Exercise input:
::::
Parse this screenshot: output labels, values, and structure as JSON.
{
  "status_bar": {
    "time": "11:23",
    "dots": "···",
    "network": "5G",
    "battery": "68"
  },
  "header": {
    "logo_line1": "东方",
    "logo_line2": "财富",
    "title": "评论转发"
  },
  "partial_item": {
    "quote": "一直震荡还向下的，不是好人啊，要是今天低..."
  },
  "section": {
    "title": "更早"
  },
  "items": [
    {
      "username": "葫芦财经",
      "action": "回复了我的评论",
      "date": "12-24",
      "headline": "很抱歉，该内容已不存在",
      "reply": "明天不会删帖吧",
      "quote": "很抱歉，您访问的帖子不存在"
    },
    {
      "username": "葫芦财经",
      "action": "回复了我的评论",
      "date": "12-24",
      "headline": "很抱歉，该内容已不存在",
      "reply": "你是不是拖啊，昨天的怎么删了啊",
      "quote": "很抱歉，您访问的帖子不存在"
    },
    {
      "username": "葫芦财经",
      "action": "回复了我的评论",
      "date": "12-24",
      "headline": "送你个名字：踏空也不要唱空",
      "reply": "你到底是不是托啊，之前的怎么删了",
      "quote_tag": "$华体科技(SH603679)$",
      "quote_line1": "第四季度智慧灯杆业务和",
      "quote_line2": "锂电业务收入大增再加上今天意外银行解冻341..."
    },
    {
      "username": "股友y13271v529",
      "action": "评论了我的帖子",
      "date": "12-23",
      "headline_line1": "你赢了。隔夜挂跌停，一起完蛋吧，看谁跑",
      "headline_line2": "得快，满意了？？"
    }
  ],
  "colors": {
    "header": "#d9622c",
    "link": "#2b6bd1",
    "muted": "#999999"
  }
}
::::
Your instructions: Write out all the entries exactly.

Expected output:
Parse this screenshot: output labels, values, and structure as JSON.
{
  "status_bar": {
    "time": "11:23",
    "dots": "···",
    "network": "5G",
    "battery": "68"
  },
  "header": {
    "logo_line1": "东方",
    "logo_line2": "财富",
    "title": "评论转发"
  },
  "partial_item": {
    "quote": "一直震荡还向下的，不是好人啊，要是今天低..."
  },
  "section": {
    "title": "更早"
  },
  "items": [
    {
      "username": "葫芦财经",
      "action": "回复了我的评论",
      "date": "12-24",
      "headline": "很抱歉，该内容已不存在",
      "reply": "明天不会删帖吧",
      "quote": "很抱歉，您访问的帖子不存在"
    },
    {
      "username": "葫芦财经",
      "action": "回复了我的评论",
      "date": "12-24",
      "headline": "很抱歉，该内容已不存在",
      "reply": "你是不是拖啊，昨天的怎么删了啊",
      "quote": "很抱歉，您访问的帖子不存在"
    },
    {
      "username": "葫芦财经",
      "action": "回复了我的评论",
      "date": "12-24",
      "headline": "送你个名字：踏空也不要唱空",
      "reply": "你到底是不是托啊，之前的怎么删了",
      "quote_tag": "$华体科技(SH603679)$",
      "quote_line1": "第四季度智慧灯杆业务和",
      "quote_line2": "锂电业务收入大增再加上今天意外银行解冻341..."
    },
    {
      "username": "股友y13271v529",
      "action": "评论了我的帖子",
      "date": "12-23",
      "headline_line1": "你赢了。隔夜挂跌停，一起完蛋吧，看谁跑",
      "headline_line2": "得快，满意了？？"
    }
  ],
  "colors": {
    "header": "#d9622c",
    "link": "#2b6bd1",
    "muted": "#999999"
  }
}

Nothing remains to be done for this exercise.